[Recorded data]
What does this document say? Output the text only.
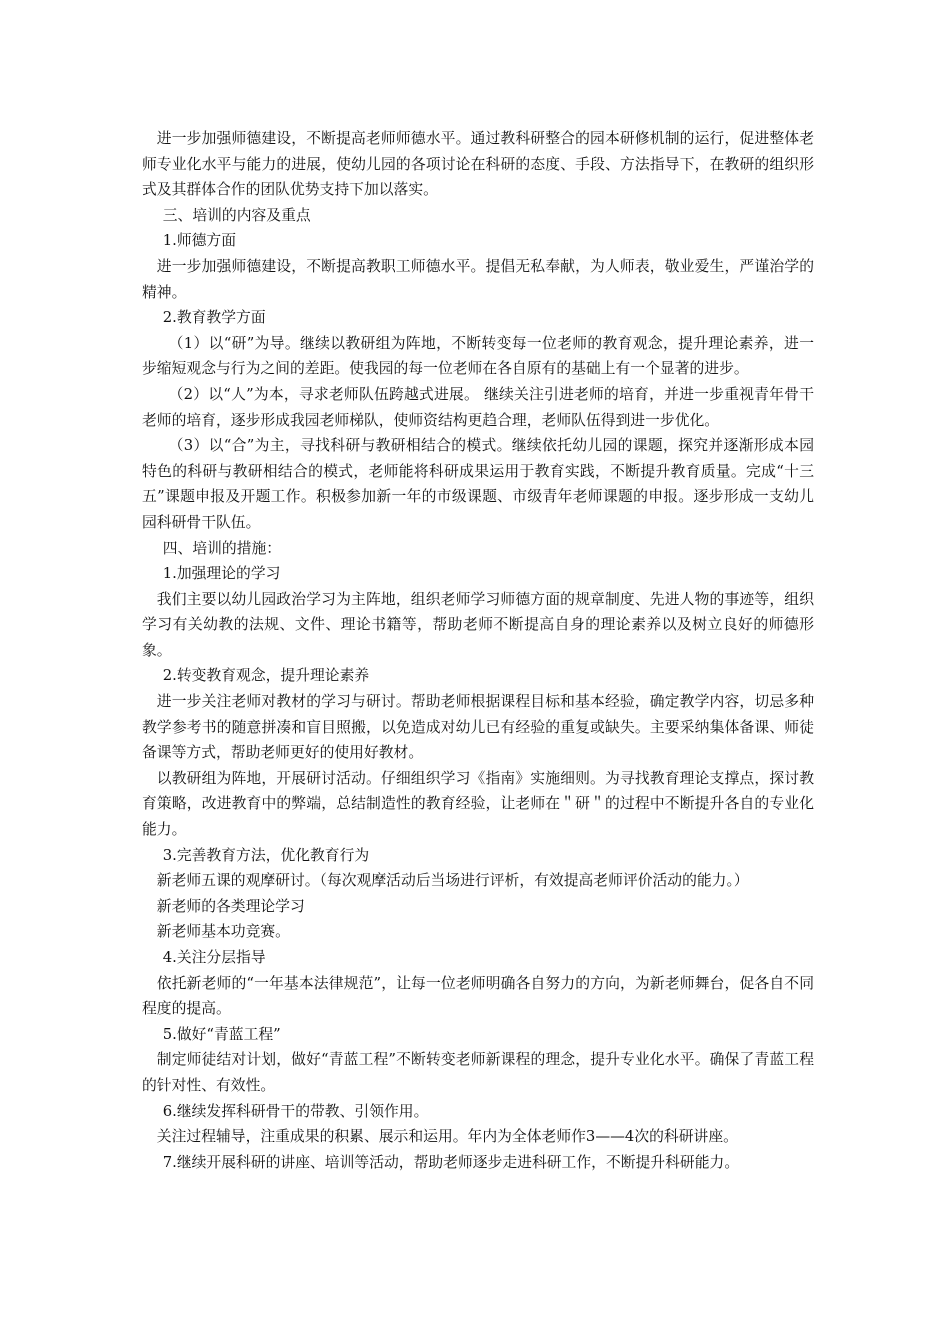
进一步加强师德建设，不断提高老师师德水平。通过教科研整合的园本研修机制的运行，促进整体老师专业化水平与能力的进展，使幼儿园的各项讨论在科研的态度、手段、方法指导下，在教研的组织形式及其群体合作的团队优势支持下加以落实。

三、培训的内容及重点

1.师德方面

进一步加强师德建设，不断提高教职工师德水平。提倡无私奉献，为人师表，敬业爱生，严谨治学的精神。

2.教育教学方面

（1）以“研”为导。继续以教研组为阵地，不断转变每一位老师的教育观念，提升理论素养，进一步缩短观念与行为之间的差距。使我园的每一位老师在各自原有的基础上有一个显著的进步。

（2）以“人”为本，寻求老师队伍跨越式进展。 继续关注引进老师的培育，并进一步重视青年骨干老师的培育，逐步形成我园老师梯队，使师资结构更趋合理，老师队伍得到进一步优化。

（3）以“合”为主，寻找科研与教研相结合的模式。继续依托幼儿园的课题，探究并逐渐形成本园特色的科研与教研相结合的模式，老师能将科研成果运用于教育实践，不断提升教育质量。完成“十三五”课题申报及开题工作。积极参加新一年的市级课题、市级青年老师课题的申报。逐步形成一支幼儿园科研骨干队伍。

四、培训的措施：

1.加强理论的学习

我们主要以幼儿园政治学习为主阵地，组织老师学习师德方面的规章制度、先进人物的事迹等，组织学习有关幼教的法规、文件、理论书籍等，帮助老师不断提高自身的理论素养以及树立良好的师德形象。

2.转变教育观念，提升理论素养

进一步关注老师对教材的学习与研讨。帮助老师根据课程目标和基本经验，确定教学内容，切忌多种教学参考书的随意拼凑和盲目照搬，以免造成对幼儿已有经验的重复或缺失。主要采纳集体备课、师徒备课等方式，帮助老师更好的使用好教材。

以教研组为阵地，开展研讨活动。仔细组织学习《指南》实施细则。为寻找教育理论支撑点，探讨教育策略，改进教育中的弊端，总结制造性的教育经验，让老师在＂研＂的过程中不断提升各自的专业化能力。

3.完善教育方法，优化教育行为

新老师五课的观摩研讨。（每次观摩活动后当场进行评析，有效提高老师评价活动的能力。）

新老师的各类理论学习

新老师基本功竞赛。

4.关注分层指导

依托新老师的“一年基本法律规范”，让每一位老师明确各自努力的方向，为新老师舞台，促各自不同程度的提高。

5.做好“青蓝工程”

制定师徒结对计划，做好“青蓝工程”不断转变老师新课程的理念，提升专业化水平。确保了青蓝工程的针对性、有效性。

6.继续发挥科研骨干的带教、引领作用。

关注过程辅导，注重成果的积累、展示和运用。年内为全体老师作3——4次的科研讲座。

7.继续开展科研的讲座、培训等活动，帮助老师逐步走进科研工作，不断提升科研能力。
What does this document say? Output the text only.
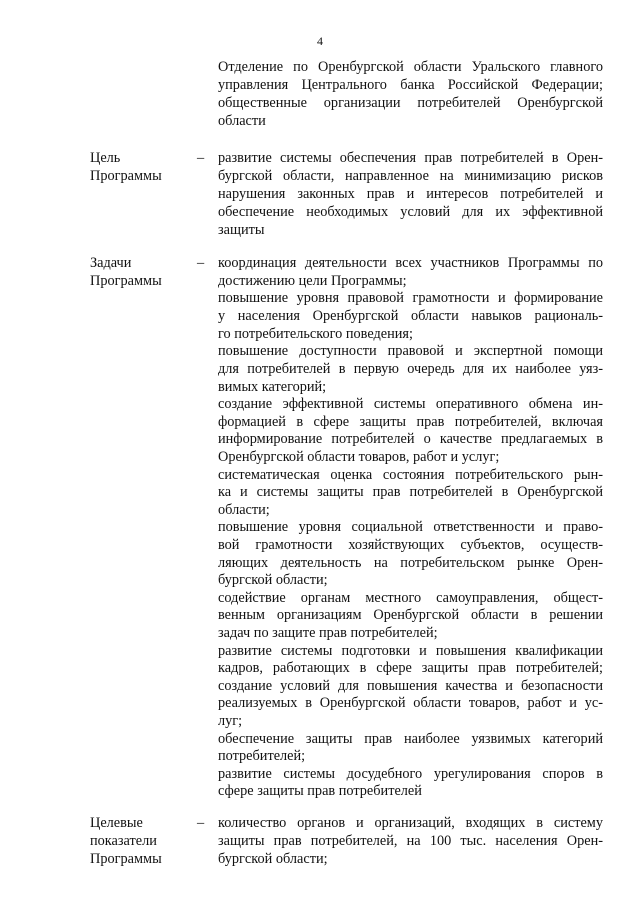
4
Отделение по Оренбургской области Уральского главного
управления Центрального банка Российской Федерации;
общественные организации потребителей Оренбургской
области
Цель
Программы
– развитие системы обеспечения прав потребителей в Орен-
бургской области, направленное на минимизацию рисков
нарушения законных прав и интересов потребителей и
обеспечение необходимых условий для их эффективной
защиты
Задачи
Программы
– координация деятельности всех участников Программы по
достижению цели Программы;
повышение уровня правовой грамотности и формирование
у населения Оренбургской области навыков рациональ-
го потребительского поведения;
повышение доступности правовой и экспертной помощи
для потребителей в первую очередь для их наиболее уяз-
вимых категорий;
создание эффективной системы оперативного обмена ин-
формацией в сфере защиты прав потребителей, включая
информирование потребителей о качестве предлагаемых в
Оренбургской области товаров, работ и услуг;
систематическая оценка состояния потребительского рын-
ка и системы защиты прав потребителей в Оренбургской
области;
повышение уровня социальной ответственности и право-
вой грамотности хозяйствующих субъектов, осуществ-
ляющих деятельность на потребительском рынке Орен-
бургской области;
содействие органам местного самоуправления, общест-
венным организациям Оренбургской области в решении
задач по защите прав потребителей;
развитие системы подготовки и повышения квалификации
кадров, работающих в сфере защиты прав потребителей;
создание условий для повышения качества и безопасности
реализуемых в Оренбургской области товаров, работ и ус-
луг;
обеспечение защиты прав наиболее уязвимых категорий
потребителей;
развитие системы досудебного урегулирования споров в
сфере защиты прав потребителей
Целевые
показатели
Программы
– количество органов и организаций, входящих в систему
защиты прав потребителей, на 100 тыс. населения Орен-
бургской области;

Stated goal: All of the material above should be reproduced exactly, except the pictures.

Problem solution:
What does this document say? Output the text only.
进一步加强师德建设，不断提高老师师德水平。通过教科研整合的园本研修机制的运行，促进整体老师专业化水平与能力的进展，使幼儿园的各项讨论在科研的态度、手段、方法指导下，在教研的组织形式及其群体合作的团队优势支持下加以落实。

三、培训的内容及重点

1.师德方面

进一步加强师德建设，不断提高教职工师德水平。提倡无私奉献，为人师表，敬业爱生，严谨治学的精神。

2.教育教学方面

（1）以“研”为导。继续以教研组为阵地，不断转变每一位老师的教育观念，提升理论素养，进一步缩短观念与行为之间的差距。使我园的每一位老师在各自原有的基础上有一个显著的进步。

（2）以“人”为本，寻求老师队伍跨越式进展。 继续关注引进老师的培育，并进一步重视青年骨干老师的培育，逐步形成我园老师梯队，使师资结构更趋合理，老师队伍得到进一步优化。

（3）以“合”为主，寻找科研与教研相结合的模式。继续依托幼儿园的课题，探究并逐渐形成本园特色的科研与教研相结合的模式，老师能将科研成果运用于教育实践，不断提升教育质量。完成“十三五”课题申报及开题工作。积极参加新一年的市级课题、市级青年老师课题的申报。逐步形成一支幼儿园科研骨干队伍。

四、培训的措施：

1.加强理论的学习

我们主要以幼儿园政治学习为主阵地，组织老师学习师德方面的规章制度、先进人物的事迹等，组织学习有关幼教的法规、文件、理论书籍等，帮助老师不断提高自身的理论素养以及树立良好的师德形象。

2.转变教育观念，提升理论素养

进一步关注老师对教材的学习与研讨。帮助老师根据课程目标和基本经验，确定教学内容，切忌多种教学参考书的随意拼凑和盲目照搬，以免造成对幼儿已有经验的重复或缺失。主要采纳集体备课、师徒备课等方式，帮助老师更好的使用好教材。

以教研组为阵地，开展研讨活动。仔细组织学习《指南》实施细则。为寻找教育理论支撑点，探讨教育策略，改进教育中的弊端，总结制造性的教育经验，让老师在＂研＂的过程中不断提升各自的专业化能力。

3.完善教育方法，优化教育行为

新老师五课的观摩研讨。（每次观摩活动后当场进行评析，有效提高老师评价活动的能力。）

新老师的各类理论学习

新老师基本功竞赛。

4.关注分层指导

依托新老师的“一年基本法律规范”，让每一位老师明确各自努力的方向，为新老师舞台，促各自不同程度的提高。

5.做好“青蓝工程”

制定师徒结对计划，做好“青蓝工程”不断转变老师新课程的理念，提升专业化水平。确保了青蓝工程的针对性、有效性。

6.继续发挥科研骨干的带教、引领作用。

关注过程辅导，注重成果的积累、展示和运用。年内为全体老师作3——4次的科研讲座。

7.继续开展科研的讲座、培训等活动，帮助老师逐步走进科研工作，不断提升科研能力。
What does this document say? Output the text only.
4
Отделение по Оренбургской области Уральского главного
управления Центрального банка Российской Федерации;
общественные организации потребителей Оренбургской
области
Цель
Программы
– развитие системы обеспечения прав потребителей в Орен-
бургской области, направленное на минимизацию рисков
нарушения законных прав и интересов потребителей и
обеспечение необходимых условий для их эффективной
защиты
Задачи
Программы
– координация деятельности всех участников Программы по
достижению цели Программы;
повышение уровня правовой грамотности и формирование
у населения Оренбургской области навыков рациональ-
го потребительского поведения;
повышение доступности правовой и экспертной помощи
для потребителей в первую очередь для их наиболее уяз-
вимых категорий;
создание эффективной системы оперативного обмена ин-
формацией в сфере защиты прав потребителей, включая
информирование потребителей о качестве предлагаемых в
Оренбургской области товаров, работ и услуг;
систематическая оценка состояния потребительского рын-
ка и системы защиты прав потребителей в Оренбургской
области;
повышение уровня социальной ответственности и право-
вой грамотности хозяйствующих субъектов, осуществ-
ляющих деятельность на потребительском рынке Орен-
бургской области;
содействие органам местного самоуправления, общест-
венным организациям Оренбургской области в решении
задач по защите прав потребителей;
развитие системы подготовки и повышения квалификации
кадров, работающих в сфере защиты прав потребителей;
создание условий для повышения качества и безопасности
реализуемых в Оренбургской области товаров, работ и ус-
луг;
обеспечение защиты прав наиболее уязвимых категорий
потребителей;
развитие системы досудебного урегулирования споров в
сфере защиты прав потребителей
Целевые
показатели
Программы
– количество органов и организаций, входящих в систему
защиты прав потребителей, на 100 тыс. населения Орен-
бургской области;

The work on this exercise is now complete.